● WRITTEN TASK:
Copy each line of the entries that contains the word "JSON".

[Dataset entries on figures]
————

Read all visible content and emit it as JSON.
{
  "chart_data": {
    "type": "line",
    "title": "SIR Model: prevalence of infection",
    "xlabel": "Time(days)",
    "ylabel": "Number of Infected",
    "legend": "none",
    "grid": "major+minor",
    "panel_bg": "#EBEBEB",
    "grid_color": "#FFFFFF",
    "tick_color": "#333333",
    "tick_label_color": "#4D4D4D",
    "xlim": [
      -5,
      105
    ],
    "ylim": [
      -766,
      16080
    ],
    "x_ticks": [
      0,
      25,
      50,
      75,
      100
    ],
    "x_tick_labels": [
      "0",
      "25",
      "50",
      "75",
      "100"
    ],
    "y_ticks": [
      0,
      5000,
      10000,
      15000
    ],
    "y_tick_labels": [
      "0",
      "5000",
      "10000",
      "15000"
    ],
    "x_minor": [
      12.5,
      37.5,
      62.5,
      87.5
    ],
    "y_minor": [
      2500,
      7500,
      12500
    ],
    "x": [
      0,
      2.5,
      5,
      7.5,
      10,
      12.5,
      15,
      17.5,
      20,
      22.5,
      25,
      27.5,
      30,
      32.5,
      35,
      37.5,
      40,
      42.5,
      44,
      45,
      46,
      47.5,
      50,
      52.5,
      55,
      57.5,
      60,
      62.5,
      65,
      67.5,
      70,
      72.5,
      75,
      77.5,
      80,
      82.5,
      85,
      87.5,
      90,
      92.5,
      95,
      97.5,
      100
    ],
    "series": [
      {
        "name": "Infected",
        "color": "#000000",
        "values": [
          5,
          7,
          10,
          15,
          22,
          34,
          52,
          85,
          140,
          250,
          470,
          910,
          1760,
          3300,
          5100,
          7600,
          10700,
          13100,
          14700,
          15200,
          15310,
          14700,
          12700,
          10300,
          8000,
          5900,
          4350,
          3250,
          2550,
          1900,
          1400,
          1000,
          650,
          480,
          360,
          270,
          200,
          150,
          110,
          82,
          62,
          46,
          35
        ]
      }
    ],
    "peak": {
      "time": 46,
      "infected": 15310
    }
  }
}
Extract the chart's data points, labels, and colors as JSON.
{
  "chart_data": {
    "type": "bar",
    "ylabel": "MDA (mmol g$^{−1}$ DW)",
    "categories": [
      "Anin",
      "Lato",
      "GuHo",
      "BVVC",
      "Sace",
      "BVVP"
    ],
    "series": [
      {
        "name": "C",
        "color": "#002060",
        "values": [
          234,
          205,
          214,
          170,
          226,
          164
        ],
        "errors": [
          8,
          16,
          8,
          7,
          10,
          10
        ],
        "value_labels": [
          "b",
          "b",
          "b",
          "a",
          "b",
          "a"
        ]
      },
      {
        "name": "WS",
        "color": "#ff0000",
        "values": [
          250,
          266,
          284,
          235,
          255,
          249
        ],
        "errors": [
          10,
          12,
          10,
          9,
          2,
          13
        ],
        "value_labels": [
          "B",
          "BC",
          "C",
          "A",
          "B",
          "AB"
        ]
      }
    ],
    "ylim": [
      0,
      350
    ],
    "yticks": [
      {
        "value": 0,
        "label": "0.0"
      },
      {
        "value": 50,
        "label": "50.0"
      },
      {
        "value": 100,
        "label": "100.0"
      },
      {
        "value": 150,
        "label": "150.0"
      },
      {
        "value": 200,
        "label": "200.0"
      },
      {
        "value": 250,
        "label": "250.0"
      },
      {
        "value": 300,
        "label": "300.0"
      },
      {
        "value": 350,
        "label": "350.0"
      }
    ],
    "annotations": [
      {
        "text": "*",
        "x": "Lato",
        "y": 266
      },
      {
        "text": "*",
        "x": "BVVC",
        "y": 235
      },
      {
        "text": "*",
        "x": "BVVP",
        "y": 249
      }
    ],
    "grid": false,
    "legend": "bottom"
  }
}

————

● THE SOLUTION:
Read all visible content and emit it as JSON.
Extract the chart's data points, labels, and colors as JSON.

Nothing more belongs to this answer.